DATA SUPPLIED:
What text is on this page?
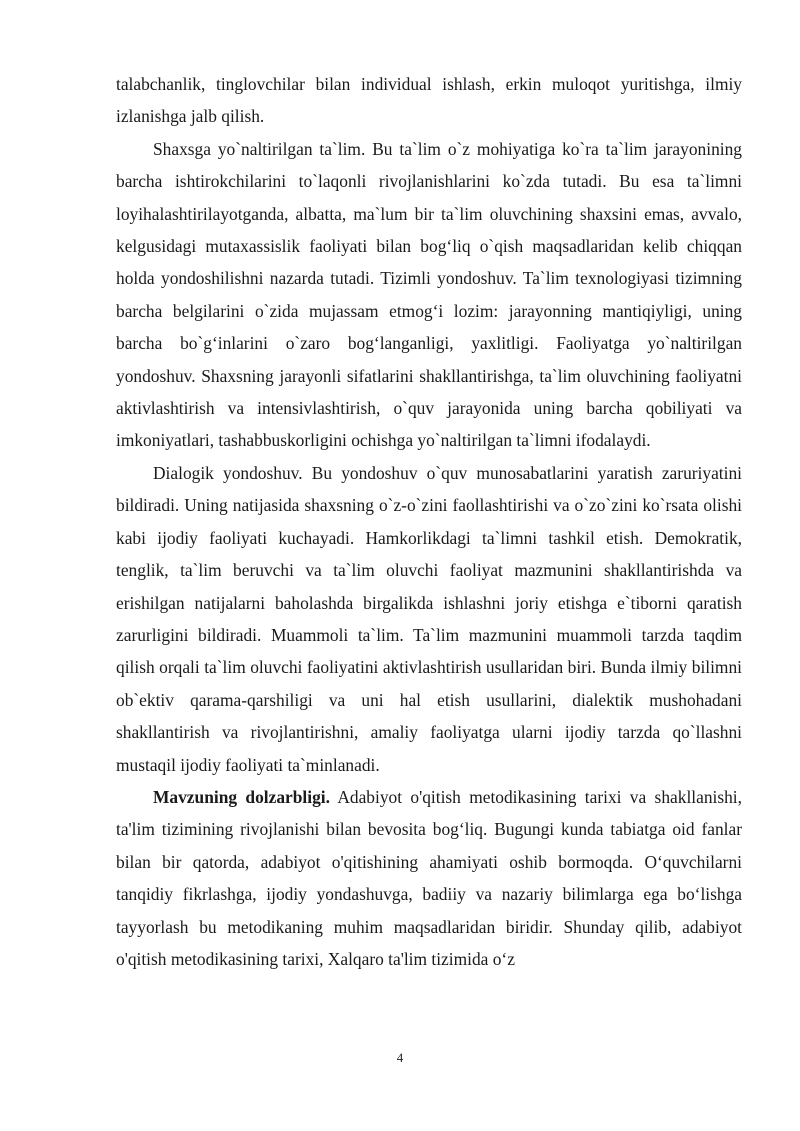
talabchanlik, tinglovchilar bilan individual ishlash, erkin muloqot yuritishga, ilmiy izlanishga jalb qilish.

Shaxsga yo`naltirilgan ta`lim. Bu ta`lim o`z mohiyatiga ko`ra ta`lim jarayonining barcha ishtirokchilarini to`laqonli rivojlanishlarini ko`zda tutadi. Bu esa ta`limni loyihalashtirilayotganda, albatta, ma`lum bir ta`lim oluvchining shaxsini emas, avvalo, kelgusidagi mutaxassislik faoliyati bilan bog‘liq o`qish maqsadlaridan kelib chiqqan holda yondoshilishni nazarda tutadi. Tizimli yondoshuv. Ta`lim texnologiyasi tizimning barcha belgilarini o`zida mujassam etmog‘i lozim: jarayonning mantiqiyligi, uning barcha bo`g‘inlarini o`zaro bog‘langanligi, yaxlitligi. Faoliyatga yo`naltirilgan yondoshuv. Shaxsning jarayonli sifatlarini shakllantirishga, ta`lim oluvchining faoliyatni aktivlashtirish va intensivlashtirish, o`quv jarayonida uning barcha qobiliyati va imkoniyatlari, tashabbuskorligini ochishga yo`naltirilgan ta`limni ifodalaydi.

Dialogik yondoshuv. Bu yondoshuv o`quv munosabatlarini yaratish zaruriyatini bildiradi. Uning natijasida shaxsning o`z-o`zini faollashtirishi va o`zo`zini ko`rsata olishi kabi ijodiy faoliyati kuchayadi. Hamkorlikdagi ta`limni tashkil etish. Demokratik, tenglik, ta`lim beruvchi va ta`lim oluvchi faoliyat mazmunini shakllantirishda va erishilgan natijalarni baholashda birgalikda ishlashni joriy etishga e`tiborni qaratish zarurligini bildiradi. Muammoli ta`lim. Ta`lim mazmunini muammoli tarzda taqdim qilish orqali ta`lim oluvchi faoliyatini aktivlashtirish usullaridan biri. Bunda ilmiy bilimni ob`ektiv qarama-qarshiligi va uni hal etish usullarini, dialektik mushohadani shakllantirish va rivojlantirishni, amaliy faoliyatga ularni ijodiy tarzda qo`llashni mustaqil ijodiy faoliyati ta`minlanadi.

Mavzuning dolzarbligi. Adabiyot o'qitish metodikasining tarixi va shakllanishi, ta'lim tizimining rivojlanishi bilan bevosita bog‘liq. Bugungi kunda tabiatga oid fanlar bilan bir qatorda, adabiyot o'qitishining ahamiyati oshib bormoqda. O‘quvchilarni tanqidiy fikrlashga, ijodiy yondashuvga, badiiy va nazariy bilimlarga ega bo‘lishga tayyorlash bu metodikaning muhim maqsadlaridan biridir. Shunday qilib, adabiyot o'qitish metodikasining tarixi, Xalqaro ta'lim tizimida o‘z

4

--

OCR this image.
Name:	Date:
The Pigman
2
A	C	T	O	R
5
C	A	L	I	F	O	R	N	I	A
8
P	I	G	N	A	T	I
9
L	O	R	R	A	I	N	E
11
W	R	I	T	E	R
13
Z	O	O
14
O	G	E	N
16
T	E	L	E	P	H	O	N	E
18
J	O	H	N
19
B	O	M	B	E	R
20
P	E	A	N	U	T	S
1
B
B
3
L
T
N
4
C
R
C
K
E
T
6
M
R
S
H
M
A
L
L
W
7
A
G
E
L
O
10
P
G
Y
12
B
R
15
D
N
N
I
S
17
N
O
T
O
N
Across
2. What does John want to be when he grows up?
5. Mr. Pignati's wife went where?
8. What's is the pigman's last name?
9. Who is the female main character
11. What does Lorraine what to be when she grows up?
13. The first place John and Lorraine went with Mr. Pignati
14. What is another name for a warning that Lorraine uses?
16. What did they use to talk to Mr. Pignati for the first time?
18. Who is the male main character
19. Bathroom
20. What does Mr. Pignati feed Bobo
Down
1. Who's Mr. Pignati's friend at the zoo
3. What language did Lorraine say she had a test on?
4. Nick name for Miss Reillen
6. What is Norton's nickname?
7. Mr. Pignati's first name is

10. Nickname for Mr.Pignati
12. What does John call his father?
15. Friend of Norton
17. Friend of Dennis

---

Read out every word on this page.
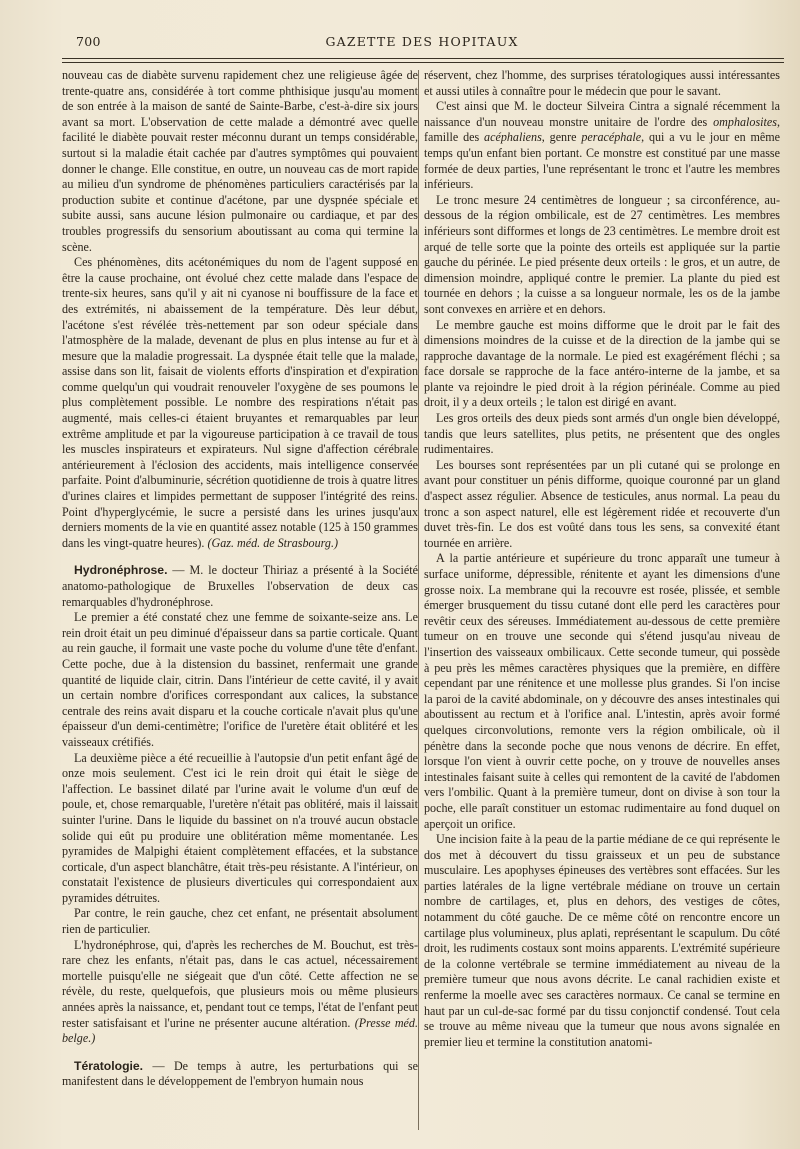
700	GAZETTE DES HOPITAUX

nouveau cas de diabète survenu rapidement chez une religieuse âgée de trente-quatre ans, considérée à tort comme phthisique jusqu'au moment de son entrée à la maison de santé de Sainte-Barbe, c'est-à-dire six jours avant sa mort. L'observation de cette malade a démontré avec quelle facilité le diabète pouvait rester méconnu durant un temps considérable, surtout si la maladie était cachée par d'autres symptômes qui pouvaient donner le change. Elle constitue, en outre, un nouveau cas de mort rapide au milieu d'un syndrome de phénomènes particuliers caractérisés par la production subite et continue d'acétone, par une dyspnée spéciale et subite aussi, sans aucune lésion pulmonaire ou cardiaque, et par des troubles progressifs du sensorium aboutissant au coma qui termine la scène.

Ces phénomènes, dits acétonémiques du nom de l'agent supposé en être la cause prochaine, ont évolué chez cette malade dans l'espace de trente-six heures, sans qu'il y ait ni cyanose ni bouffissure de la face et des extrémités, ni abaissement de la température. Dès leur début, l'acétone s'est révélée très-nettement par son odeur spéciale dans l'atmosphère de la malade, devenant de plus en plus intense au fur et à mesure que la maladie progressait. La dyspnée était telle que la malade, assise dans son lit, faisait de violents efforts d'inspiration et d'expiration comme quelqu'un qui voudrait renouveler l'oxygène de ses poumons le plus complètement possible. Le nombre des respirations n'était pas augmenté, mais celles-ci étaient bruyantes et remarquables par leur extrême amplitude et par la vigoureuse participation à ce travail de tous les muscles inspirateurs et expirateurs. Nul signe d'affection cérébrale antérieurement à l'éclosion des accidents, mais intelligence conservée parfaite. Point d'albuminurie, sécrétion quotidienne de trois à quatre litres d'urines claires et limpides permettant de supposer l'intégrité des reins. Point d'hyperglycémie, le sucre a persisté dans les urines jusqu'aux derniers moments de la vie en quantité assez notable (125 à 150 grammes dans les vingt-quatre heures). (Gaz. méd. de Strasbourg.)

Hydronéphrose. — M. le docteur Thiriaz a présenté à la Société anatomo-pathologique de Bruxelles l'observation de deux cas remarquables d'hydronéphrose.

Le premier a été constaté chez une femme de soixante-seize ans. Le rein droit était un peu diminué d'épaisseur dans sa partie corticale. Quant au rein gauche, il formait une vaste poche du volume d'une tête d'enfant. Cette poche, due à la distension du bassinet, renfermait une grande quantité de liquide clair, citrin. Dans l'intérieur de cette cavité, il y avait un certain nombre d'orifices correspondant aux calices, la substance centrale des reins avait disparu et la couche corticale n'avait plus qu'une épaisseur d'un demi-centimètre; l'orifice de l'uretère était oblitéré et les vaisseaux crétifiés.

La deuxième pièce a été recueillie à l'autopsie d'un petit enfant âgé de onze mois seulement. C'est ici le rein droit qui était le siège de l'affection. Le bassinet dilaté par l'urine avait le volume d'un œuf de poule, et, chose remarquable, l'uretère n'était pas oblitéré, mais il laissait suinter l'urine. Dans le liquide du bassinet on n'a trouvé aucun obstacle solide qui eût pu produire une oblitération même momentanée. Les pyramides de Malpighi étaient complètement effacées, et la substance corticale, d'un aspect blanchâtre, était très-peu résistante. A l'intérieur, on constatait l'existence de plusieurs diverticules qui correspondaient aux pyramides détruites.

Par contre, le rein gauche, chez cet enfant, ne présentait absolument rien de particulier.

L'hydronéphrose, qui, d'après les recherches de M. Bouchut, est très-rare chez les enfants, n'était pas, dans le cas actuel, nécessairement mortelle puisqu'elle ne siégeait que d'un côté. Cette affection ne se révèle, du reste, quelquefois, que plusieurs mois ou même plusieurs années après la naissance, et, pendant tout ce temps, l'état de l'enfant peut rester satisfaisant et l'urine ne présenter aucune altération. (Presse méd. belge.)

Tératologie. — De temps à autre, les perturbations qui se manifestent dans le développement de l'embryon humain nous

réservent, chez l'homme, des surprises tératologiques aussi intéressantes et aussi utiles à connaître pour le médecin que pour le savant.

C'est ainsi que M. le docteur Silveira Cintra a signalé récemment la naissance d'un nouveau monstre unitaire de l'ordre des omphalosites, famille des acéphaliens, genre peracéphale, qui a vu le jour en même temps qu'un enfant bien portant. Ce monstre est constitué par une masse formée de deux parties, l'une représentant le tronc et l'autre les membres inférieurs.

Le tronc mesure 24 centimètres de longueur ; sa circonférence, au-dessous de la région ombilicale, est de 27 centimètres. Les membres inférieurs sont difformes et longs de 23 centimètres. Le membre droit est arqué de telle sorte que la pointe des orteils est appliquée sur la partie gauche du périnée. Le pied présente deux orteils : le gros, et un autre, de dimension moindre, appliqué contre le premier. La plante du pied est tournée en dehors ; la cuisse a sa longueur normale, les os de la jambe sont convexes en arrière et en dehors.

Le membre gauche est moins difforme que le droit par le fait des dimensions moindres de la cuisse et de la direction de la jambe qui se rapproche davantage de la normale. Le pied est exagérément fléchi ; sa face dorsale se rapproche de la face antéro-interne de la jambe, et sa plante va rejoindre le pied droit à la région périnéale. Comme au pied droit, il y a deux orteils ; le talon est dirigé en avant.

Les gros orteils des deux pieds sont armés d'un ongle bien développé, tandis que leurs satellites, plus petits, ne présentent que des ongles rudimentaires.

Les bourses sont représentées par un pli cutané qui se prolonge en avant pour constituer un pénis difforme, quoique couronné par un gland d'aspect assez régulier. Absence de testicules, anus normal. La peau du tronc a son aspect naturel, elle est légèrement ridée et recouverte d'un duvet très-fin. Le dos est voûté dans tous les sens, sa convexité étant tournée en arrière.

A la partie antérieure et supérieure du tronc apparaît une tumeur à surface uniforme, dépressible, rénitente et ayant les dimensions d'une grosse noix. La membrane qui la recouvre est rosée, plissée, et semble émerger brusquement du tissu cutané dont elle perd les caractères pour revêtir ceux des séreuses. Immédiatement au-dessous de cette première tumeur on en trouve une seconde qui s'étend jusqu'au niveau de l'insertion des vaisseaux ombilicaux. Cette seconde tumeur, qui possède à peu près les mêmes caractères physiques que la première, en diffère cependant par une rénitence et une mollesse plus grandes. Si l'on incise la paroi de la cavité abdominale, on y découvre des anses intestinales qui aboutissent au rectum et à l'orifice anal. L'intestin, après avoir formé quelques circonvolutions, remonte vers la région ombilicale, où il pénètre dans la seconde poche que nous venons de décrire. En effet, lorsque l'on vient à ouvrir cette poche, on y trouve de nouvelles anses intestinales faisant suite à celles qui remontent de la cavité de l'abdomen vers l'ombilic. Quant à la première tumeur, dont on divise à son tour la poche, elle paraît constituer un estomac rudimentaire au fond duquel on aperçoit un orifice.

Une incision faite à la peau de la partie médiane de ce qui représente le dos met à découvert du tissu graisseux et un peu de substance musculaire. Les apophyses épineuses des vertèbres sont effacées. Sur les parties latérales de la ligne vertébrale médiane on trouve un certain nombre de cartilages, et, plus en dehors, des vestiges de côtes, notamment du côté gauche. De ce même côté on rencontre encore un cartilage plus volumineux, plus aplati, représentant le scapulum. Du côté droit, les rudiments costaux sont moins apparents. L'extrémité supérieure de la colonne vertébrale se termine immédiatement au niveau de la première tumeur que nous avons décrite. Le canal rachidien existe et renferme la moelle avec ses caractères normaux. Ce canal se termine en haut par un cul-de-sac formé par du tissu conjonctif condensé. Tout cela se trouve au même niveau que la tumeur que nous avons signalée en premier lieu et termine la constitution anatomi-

TASK GOAL: Go through the data above and find the lines with the word "John". Copy each of those lines.

TASK ANSWER:
2. What does John want to be when he grows up?
13. The first place John and Lorraine went with Mr. Pignati
12. What does John call his father?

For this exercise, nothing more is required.